* **Exercise description**
Wherever the word "nhất" appears in the entries, copy the whole line.
::::
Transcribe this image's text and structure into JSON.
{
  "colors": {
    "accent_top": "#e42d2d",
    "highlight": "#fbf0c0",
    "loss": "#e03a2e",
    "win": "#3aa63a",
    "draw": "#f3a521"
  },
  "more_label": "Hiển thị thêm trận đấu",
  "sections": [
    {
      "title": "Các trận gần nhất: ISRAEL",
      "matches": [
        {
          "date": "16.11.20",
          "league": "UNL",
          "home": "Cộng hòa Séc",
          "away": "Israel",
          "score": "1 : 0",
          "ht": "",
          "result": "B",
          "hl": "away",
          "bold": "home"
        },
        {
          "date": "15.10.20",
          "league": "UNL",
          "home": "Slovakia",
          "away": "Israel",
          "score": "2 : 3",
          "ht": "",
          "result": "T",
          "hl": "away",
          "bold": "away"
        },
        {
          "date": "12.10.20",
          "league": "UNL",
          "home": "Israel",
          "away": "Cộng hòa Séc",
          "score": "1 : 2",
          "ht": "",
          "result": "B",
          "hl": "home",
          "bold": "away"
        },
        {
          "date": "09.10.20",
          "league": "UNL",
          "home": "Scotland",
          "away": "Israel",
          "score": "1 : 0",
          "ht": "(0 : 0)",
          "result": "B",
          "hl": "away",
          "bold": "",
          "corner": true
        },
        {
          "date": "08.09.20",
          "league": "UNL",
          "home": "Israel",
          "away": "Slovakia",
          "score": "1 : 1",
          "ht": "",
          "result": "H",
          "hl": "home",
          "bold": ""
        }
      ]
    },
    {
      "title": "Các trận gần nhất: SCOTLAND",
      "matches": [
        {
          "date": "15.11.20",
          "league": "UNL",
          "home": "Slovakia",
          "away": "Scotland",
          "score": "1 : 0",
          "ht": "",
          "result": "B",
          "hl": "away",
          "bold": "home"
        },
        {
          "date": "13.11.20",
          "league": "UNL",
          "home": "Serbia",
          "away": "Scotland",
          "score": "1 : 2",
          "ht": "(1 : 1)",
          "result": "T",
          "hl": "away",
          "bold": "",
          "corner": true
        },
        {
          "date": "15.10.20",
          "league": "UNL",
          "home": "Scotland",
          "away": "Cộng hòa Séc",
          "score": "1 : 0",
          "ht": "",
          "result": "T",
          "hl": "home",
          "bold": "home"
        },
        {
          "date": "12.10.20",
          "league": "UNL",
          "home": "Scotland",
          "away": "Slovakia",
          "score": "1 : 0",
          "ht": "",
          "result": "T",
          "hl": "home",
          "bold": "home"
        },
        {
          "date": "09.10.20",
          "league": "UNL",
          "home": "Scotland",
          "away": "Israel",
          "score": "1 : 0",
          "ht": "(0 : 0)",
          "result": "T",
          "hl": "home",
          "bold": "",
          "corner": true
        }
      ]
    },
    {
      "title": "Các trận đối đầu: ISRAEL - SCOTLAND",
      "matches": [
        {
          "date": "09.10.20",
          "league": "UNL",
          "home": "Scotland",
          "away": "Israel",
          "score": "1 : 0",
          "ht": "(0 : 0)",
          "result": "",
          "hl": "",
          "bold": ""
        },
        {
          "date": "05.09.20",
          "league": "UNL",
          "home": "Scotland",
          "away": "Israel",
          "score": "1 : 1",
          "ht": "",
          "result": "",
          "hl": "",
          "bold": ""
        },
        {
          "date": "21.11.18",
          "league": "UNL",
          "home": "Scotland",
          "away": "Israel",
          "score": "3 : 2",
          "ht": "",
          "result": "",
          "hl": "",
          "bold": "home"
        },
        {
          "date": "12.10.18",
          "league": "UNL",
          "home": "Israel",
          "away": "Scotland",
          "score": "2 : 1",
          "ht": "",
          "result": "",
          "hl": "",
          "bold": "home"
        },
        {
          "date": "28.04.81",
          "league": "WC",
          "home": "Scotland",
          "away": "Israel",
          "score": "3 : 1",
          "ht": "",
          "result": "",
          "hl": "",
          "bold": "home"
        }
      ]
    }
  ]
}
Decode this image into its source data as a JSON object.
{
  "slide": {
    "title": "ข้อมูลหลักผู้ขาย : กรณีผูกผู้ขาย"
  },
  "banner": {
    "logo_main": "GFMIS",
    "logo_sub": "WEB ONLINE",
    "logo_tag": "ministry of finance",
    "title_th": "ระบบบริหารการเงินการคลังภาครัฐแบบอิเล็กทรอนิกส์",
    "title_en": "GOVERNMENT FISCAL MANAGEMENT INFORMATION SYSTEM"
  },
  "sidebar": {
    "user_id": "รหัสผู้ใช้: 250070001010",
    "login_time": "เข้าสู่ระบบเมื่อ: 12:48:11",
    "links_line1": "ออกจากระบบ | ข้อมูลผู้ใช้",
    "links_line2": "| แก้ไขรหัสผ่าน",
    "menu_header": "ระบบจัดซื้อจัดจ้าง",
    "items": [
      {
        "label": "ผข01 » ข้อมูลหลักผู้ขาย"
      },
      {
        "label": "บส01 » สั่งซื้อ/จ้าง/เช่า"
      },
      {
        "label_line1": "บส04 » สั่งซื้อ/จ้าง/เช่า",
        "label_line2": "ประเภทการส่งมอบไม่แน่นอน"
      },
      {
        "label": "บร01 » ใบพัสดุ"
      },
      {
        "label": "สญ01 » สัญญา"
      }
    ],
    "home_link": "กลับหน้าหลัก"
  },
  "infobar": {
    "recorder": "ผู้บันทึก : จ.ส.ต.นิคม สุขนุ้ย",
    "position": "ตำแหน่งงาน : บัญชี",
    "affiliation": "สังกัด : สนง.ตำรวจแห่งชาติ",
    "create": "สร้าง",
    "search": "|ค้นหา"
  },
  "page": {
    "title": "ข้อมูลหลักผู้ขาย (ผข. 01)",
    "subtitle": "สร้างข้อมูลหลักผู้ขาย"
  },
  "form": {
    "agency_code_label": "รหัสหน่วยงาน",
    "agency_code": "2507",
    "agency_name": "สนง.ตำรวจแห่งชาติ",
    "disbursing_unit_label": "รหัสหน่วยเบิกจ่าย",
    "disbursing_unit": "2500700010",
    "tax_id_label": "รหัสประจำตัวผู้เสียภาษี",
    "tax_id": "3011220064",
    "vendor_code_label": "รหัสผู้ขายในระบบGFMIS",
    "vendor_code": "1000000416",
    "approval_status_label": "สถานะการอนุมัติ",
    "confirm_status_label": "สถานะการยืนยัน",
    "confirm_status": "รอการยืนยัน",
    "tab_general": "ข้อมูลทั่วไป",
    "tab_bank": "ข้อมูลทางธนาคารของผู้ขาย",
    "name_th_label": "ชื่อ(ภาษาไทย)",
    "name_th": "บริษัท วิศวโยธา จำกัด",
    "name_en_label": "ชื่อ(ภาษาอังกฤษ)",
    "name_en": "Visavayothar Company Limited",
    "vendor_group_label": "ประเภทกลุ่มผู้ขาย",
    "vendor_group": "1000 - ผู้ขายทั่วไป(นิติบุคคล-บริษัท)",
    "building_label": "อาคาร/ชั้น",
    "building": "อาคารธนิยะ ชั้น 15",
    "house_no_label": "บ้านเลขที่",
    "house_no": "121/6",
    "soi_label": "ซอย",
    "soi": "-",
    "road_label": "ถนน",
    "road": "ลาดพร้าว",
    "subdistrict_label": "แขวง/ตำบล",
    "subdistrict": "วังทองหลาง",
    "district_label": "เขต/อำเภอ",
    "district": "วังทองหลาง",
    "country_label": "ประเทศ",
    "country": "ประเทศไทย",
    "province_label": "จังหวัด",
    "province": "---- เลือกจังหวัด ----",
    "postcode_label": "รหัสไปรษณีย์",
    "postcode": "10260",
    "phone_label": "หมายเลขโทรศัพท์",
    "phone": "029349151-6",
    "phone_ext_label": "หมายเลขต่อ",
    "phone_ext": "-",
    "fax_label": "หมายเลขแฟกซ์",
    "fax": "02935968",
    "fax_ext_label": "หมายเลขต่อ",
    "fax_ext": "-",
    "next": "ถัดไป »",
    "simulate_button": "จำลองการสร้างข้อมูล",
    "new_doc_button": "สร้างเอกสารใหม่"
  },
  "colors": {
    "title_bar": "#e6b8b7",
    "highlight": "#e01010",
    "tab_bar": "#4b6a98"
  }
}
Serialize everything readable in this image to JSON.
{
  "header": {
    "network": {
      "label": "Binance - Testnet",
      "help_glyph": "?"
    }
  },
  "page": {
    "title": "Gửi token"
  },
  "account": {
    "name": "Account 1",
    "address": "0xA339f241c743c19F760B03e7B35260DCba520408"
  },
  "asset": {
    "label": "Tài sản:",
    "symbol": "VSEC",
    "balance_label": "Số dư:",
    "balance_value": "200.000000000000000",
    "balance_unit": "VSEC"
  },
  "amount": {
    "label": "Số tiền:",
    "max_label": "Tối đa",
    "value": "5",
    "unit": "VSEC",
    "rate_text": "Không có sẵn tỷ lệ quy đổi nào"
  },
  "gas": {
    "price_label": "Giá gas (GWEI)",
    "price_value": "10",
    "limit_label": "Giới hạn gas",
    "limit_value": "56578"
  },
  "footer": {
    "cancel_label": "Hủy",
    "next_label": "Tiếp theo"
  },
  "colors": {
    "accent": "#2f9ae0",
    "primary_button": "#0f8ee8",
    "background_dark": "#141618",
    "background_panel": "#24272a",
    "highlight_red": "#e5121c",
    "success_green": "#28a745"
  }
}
::::
* **Response to this task**
      "title": "Các trận gần nhất: ISRAEL",
      "title": "Các trận gần nhất: SCOTLAND",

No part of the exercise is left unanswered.